_Task details_. Make an exact copy of the data below, leaving out every picture.
☆ ☆ ☆
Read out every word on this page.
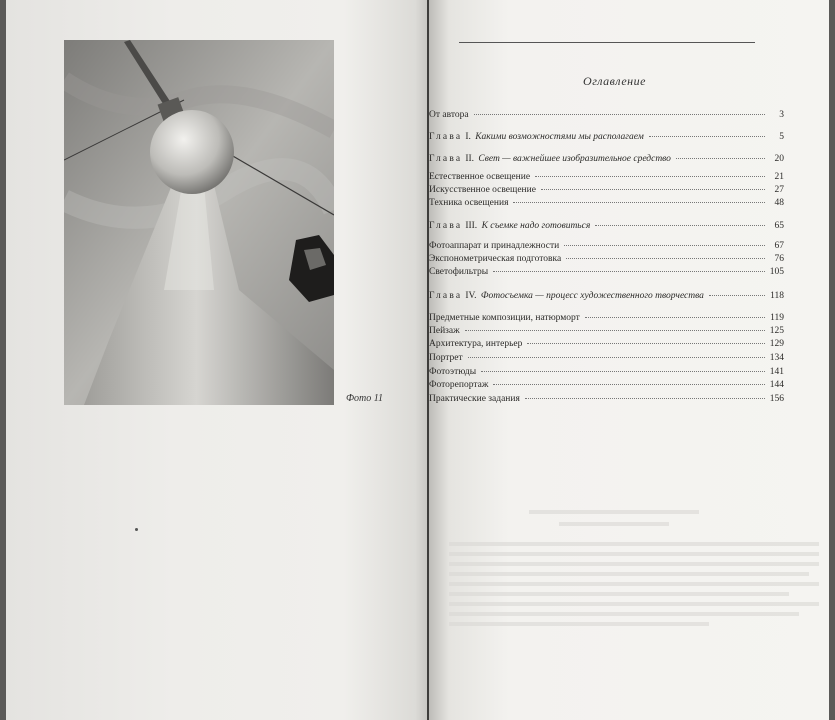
Фото 11
Оглавление
От автора	3
Глава I. Какими возможностями мы располагаем	5
Глава II. Свет — важнейшее изобразительное средство	20
Естественное освещение	21
Искусственное освещение	27
Техника освещения	48
Глава III. К съемке надо готовиться	65
Фотоаппарат и принадлежности	67
Экспонометрическая подготовка	76
Светофильтры	105
Глава IV. Фотосъемка — процесс художественного творчества	118
Предметные композиции, натюрморт	119
Пейзаж	125
Архитектура, интерьер	129
Портрет	134
Фотоэтюды	141
Фоторепортаж	144
Практические задания	156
☆ ☆ ☆
_Output for this task_.
Read out every word on this page.
Фото 11
Оглавление
От автора	3
Глава I. Какими возможностями мы располагаем	5
Глава II. Свет — важнейшее изобразительное средство	20
Естественное освещение	21
Искусственное освещение	27
Техника освещения	48
Глава III. К съемке надо готовиться	65
Фотоаппарат и принадлежности	67
Экспонометрическая подготовка	76
Светофильтры	105
Глава IV. Фотосъемка — процесс художественного творчества	118
Предметные композиции, натюрморт	119
Пейзаж	125
Архитектура, интерьер	129
Портрет	134
Фотоэтюды	141
Фоторепортаж	144
Практические задания	156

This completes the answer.